Fragmento de texto →
********************

Boston, Massachusetts.- El juez federal de distrito Brian E. Murphy, con sede en Massachusetts, dictaminó este miércoles que la política del gobierno de Donald Trump de deportar inmigrantes hacia terceros países con los que no tienen relación alguna es ilegal. La resolución señala que esta práctica del Departamento de Seguridad Nacional (DHS) debe quedar sin efecto por vulnerar el principio constitucional del debido proceso, al negar a los afectados un aviso significativo y la oportunidad de objetar su expulsión antes de ser enviados a naciones desconocidas.
La decisión de Murphy otorga un plazo de 15 días para que el gobierno federal presente una apelación. El juez destacó que la actual estrategia oficial extingue impugnaciones válidas al ejecutar las salidas de forma acelerada, impidiendo que los tribunales analicen los riesgos de tortura o persecución que los migrantes podrían enfrentar en destinos ajenos a su nacionalidad de origen. En su escrito, el juzgador reafirmó que ninguna persona en territorio estadounidense puede ser privada de su libertad sin los procedimientos legales correspondientes.
Este fallo ocurre en un contexto de tensión judicial, ya que la mayoría conservadora de la Corte Suprema de la nación determinó en junio pasado que los funcionarios de inmigración poseen facultades para realizar deportaciones rápidas hacia terceros países. Sin embargo, Murphy argumentó que el gobierno ha intentado violar órdenes judiciales previas, citando la deportación de seis integrantes del grupo demandante a El Salvador y México sin brindarles el proceso exigido por las restricciones temporales vigentes.
El caso tomó relevancia internacional en mayo de 2025, cuando el gobierno estadounidense fletó un vuelo con destino a Sudán del Sur, una nación devastada por la guerra, para trasladar a migrantes que no poseían vínculos familiares ni culturales con esa región. Según el Servicio de Inmigración y Control de Aduanas (ICE), los ocho hombres enviados en dicha ocasión tenían órdenes finales de expulsión y condenas por delitos en Estados Unidos, lo que a juicio de la administración justificaba la medida.
Finalmente, el juez Murphy subrayó que la opacidad del gobierno al retener el nombre del país de destino impide evaluar los méritos de cada reclamo individual. La resolución advierte que la política actual apunta incluso a personas a las que se les había concedido protección para no regresar a sus países de origen por temor a represalias, dejándolos en una situación de vulnerabilidad extrema en territorios extraños.

********************

La tarea →
Responde con base en el fragmento de texto:
1. ¿Qué plazo tiene el gobierno federal para presentar una apelación?
2. ¿A qué países fueron deportados los seis integrantes del grupo demandante?
3. ¿Cuántos hombres fueron enviados en el vuelo a Sudán del Sur?

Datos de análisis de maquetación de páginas

********************

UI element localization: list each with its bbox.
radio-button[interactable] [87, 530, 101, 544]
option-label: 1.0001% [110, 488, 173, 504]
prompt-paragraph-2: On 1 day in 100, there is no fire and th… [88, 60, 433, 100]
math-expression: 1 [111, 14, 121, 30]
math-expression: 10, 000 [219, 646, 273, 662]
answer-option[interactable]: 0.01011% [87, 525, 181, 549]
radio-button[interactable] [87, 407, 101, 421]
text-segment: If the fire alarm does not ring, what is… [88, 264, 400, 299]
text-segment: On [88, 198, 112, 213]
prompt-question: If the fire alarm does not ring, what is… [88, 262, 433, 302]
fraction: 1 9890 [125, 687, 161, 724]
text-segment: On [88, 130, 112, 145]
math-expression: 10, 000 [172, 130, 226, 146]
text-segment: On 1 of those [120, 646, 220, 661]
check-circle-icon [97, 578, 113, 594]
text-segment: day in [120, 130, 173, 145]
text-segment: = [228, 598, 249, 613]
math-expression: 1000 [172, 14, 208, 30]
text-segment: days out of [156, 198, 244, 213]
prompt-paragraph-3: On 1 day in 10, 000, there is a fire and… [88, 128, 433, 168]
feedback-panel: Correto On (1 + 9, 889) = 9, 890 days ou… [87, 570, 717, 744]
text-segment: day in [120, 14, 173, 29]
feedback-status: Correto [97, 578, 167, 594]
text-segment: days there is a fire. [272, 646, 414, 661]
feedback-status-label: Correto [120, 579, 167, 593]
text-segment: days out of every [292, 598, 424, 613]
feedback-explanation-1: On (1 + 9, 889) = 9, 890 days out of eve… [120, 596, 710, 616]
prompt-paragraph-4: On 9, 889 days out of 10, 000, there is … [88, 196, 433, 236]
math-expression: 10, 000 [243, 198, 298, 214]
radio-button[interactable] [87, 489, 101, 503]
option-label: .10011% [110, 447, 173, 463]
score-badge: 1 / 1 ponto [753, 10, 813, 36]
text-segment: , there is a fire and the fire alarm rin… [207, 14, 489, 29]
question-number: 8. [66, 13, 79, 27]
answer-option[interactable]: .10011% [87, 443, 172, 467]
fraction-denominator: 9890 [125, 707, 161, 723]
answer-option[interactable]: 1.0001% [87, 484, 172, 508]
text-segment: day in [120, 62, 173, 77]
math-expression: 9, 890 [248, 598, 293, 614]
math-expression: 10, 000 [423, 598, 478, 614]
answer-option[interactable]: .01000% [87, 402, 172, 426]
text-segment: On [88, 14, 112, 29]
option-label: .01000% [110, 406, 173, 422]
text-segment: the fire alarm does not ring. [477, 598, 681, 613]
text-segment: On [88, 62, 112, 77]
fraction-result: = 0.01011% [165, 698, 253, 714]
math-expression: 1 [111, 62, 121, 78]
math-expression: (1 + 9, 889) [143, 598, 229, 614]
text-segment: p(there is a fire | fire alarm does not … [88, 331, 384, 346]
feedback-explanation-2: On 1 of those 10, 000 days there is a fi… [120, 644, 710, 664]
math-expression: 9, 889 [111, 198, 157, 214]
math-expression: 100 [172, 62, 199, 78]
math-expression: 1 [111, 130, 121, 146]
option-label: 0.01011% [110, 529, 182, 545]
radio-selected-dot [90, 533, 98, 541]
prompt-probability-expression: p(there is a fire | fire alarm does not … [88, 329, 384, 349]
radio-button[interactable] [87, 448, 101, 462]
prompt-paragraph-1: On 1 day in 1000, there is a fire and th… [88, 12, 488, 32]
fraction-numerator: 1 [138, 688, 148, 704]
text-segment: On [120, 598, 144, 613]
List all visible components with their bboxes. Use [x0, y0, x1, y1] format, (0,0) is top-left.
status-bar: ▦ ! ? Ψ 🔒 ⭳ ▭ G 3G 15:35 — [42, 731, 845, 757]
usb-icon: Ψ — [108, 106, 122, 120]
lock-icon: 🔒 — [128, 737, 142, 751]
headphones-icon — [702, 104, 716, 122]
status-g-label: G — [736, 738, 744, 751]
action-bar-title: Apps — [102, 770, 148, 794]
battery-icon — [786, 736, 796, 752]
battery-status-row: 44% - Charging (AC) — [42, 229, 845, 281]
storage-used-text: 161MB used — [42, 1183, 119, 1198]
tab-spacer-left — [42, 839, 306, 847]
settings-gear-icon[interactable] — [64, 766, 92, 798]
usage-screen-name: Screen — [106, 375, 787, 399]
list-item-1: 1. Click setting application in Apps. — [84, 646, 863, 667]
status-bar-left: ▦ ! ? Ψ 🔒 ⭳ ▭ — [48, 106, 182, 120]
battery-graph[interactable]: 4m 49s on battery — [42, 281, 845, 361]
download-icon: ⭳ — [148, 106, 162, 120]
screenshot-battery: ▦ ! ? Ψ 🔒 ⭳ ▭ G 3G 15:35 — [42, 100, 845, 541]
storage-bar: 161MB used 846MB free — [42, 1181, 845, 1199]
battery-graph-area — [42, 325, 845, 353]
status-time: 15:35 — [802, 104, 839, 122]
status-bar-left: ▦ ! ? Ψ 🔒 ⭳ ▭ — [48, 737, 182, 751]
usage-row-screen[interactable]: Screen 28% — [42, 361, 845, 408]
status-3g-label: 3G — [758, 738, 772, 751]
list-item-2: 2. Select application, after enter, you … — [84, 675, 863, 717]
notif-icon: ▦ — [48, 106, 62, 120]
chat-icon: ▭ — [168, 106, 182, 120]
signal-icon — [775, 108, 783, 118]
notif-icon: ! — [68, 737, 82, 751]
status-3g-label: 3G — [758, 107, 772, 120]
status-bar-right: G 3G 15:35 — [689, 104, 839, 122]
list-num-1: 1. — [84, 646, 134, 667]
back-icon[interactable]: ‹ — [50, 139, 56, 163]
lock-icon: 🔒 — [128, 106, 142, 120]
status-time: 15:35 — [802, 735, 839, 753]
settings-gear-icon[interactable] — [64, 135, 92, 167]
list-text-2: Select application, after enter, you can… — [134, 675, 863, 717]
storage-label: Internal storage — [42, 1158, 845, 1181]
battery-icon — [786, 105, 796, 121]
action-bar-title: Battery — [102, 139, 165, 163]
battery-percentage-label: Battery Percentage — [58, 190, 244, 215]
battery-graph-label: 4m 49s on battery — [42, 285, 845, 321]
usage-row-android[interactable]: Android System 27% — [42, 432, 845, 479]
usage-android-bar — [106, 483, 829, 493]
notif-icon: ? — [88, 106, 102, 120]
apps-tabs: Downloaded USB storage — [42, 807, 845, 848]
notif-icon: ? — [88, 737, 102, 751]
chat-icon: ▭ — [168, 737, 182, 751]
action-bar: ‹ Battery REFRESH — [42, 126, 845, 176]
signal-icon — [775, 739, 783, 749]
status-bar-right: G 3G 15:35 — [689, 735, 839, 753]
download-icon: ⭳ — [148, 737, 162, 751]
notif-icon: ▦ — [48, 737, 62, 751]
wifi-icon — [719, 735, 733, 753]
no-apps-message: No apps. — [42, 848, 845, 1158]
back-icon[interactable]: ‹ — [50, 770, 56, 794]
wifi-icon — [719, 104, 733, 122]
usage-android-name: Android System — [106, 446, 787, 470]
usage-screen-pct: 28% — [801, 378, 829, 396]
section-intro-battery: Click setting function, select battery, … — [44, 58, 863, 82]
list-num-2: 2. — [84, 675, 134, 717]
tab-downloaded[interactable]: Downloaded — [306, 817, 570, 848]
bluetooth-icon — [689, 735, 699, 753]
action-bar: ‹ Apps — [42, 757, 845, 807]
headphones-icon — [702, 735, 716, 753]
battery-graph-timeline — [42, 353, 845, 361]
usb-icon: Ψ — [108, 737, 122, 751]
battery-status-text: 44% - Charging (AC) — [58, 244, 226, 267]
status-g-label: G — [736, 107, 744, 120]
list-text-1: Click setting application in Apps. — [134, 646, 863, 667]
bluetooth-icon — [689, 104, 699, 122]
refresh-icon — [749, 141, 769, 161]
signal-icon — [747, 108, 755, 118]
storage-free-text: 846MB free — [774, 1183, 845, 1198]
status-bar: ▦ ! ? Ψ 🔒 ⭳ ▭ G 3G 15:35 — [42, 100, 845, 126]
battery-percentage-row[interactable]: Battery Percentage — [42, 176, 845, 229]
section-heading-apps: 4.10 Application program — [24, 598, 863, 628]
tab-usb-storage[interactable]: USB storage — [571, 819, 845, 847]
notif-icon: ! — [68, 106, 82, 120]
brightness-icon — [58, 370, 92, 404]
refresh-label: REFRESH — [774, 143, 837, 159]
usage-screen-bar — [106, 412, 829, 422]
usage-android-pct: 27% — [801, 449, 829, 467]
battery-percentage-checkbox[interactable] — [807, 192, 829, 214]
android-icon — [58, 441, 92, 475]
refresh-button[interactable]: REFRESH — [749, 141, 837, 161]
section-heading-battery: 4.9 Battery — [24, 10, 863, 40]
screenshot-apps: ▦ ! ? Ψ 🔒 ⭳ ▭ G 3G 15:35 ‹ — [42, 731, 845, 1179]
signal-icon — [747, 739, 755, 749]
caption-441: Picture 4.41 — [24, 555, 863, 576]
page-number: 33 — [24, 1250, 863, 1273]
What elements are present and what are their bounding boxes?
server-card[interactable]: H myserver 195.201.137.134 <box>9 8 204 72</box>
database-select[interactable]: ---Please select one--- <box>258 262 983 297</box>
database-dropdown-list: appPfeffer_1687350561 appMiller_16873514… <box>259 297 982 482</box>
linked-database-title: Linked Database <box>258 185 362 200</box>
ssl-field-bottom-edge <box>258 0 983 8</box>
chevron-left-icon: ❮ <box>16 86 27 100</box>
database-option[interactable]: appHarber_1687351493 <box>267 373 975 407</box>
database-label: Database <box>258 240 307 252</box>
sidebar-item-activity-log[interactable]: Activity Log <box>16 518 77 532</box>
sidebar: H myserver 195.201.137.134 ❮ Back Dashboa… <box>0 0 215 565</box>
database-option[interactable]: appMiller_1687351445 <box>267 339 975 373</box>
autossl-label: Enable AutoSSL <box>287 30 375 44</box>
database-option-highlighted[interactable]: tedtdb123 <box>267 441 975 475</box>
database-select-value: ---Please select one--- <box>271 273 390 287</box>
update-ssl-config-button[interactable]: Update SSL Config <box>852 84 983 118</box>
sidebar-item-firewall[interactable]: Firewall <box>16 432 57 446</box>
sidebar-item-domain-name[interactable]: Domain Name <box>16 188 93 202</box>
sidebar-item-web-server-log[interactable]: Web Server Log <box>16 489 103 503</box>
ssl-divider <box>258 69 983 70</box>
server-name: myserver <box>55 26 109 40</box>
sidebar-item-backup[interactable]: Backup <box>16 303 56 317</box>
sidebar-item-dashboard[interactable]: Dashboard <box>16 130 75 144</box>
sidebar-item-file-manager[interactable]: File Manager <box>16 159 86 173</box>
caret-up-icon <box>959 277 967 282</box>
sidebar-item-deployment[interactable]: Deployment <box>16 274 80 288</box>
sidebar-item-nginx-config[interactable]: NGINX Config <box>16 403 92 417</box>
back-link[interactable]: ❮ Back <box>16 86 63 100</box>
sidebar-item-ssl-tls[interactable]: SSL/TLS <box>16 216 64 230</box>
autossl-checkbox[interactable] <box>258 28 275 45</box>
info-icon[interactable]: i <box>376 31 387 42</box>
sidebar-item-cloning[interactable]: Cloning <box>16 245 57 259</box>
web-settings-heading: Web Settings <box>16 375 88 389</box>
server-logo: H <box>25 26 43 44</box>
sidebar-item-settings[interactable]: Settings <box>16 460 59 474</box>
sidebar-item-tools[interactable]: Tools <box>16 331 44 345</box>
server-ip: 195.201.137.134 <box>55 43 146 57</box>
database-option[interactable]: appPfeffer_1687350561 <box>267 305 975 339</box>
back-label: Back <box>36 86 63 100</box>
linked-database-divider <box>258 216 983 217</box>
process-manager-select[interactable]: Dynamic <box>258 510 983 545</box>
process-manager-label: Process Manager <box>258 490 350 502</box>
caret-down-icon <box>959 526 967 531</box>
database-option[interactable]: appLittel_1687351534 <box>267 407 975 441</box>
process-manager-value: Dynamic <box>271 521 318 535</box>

********************

Solución del ejercicio →
1. 15 días.
2. A El Salvador y México.
3. Ocho.